■ AIM ■
Copy out all of the data below with no alterations.

--------------------------------

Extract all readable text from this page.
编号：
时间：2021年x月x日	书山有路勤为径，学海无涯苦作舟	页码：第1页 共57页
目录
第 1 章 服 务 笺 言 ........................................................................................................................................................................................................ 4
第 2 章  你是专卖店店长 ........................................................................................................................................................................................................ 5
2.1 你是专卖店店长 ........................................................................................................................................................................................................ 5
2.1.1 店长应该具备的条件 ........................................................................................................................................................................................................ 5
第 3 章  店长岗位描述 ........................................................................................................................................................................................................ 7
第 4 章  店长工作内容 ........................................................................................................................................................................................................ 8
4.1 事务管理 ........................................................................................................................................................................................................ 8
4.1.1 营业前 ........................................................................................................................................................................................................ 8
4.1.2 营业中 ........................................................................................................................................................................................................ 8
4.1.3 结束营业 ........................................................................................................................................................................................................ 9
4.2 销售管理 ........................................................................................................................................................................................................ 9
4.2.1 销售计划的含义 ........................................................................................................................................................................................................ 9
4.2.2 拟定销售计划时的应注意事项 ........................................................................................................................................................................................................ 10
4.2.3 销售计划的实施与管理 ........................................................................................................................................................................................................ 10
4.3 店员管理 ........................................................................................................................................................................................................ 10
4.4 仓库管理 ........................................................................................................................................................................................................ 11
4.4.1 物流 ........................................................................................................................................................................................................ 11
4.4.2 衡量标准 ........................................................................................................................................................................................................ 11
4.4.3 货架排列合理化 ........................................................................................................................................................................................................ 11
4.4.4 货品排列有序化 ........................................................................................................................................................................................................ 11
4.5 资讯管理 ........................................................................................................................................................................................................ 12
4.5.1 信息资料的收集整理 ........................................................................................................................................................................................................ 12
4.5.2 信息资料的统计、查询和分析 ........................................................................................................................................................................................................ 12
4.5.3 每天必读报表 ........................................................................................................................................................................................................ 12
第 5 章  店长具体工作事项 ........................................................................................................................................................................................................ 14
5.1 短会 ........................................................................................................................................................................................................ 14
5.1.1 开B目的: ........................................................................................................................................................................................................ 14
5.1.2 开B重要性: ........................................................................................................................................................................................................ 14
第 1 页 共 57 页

--------------------------------

■ WRITTEN ANSWER ■
Extract all readable text from this page.
编号：
时间：2021年x月x日	书山有路勤为径，学海无涯苦作舟	页码：第1页 共57页
目录
第 1 章 服 务 笺 言 ........................................................................................................................................................................................................ 4
第 2 章  你是专卖店店长 ........................................................................................................................................................................................................ 5
2.1 你是专卖店店长 ........................................................................................................................................................................................................ 5
2.1.1 店长应该具备的条件 ........................................................................................................................................................................................................ 5
第 3 章  店长岗位描述 ........................................................................................................................................................................................................ 7
第 4 章  店长工作内容 ........................................................................................................................................................................................................ 8
4.1 事务管理 ........................................................................................................................................................................................................ 8
4.1.1 营业前 ........................................................................................................................................................................................................ 8
4.1.2 营业中 ........................................................................................................................................................................................................ 8
4.1.3 结束营业 ........................................................................................................................................................................................................ 9
4.2 销售管理 ........................................................................................................................................................................................................ 9
4.2.1 销售计划的含义 ........................................................................................................................................................................................................ 9
4.2.2 拟定销售计划时的应注意事项 ........................................................................................................................................................................................................ 10
4.2.3 销售计划的实施与管理 ........................................................................................................................................................................................................ 10
4.3 店员管理 ........................................................................................................................................................................................................ 10
4.4 仓库管理 ........................................................................................................................................................................................................ 11
4.4.1 物流 ........................................................................................................................................................................................................ 11
4.4.2 衡量标准 ........................................................................................................................................................................................................ 11
4.4.3 货架排列合理化 ........................................................................................................................................................................................................ 11
4.4.4 货品排列有序化 ........................................................................................................................................................................................................ 11
4.5 资讯管理 ........................................................................................................................................................................................................ 12
4.5.1 信息资料的收集整理 ........................................................................................................................................................................................................ 12
4.5.2 信息资料的统计、查询和分析 ........................................................................................................................................................................................................ 12
4.5.3 每天必读报表 ........................................................................................................................................................................................................ 12
第 5 章  店长具体工作事项 ........................................................................................................................................................................................................ 14
5.1 短会 ........................................................................................................................................................................................................ 14
5.1.1 开B目的: ........................................................................................................................................................................................................ 14
5.1.2 开B重要性: ........................................................................................................................................................................................................ 14
第 1 页 共 57 页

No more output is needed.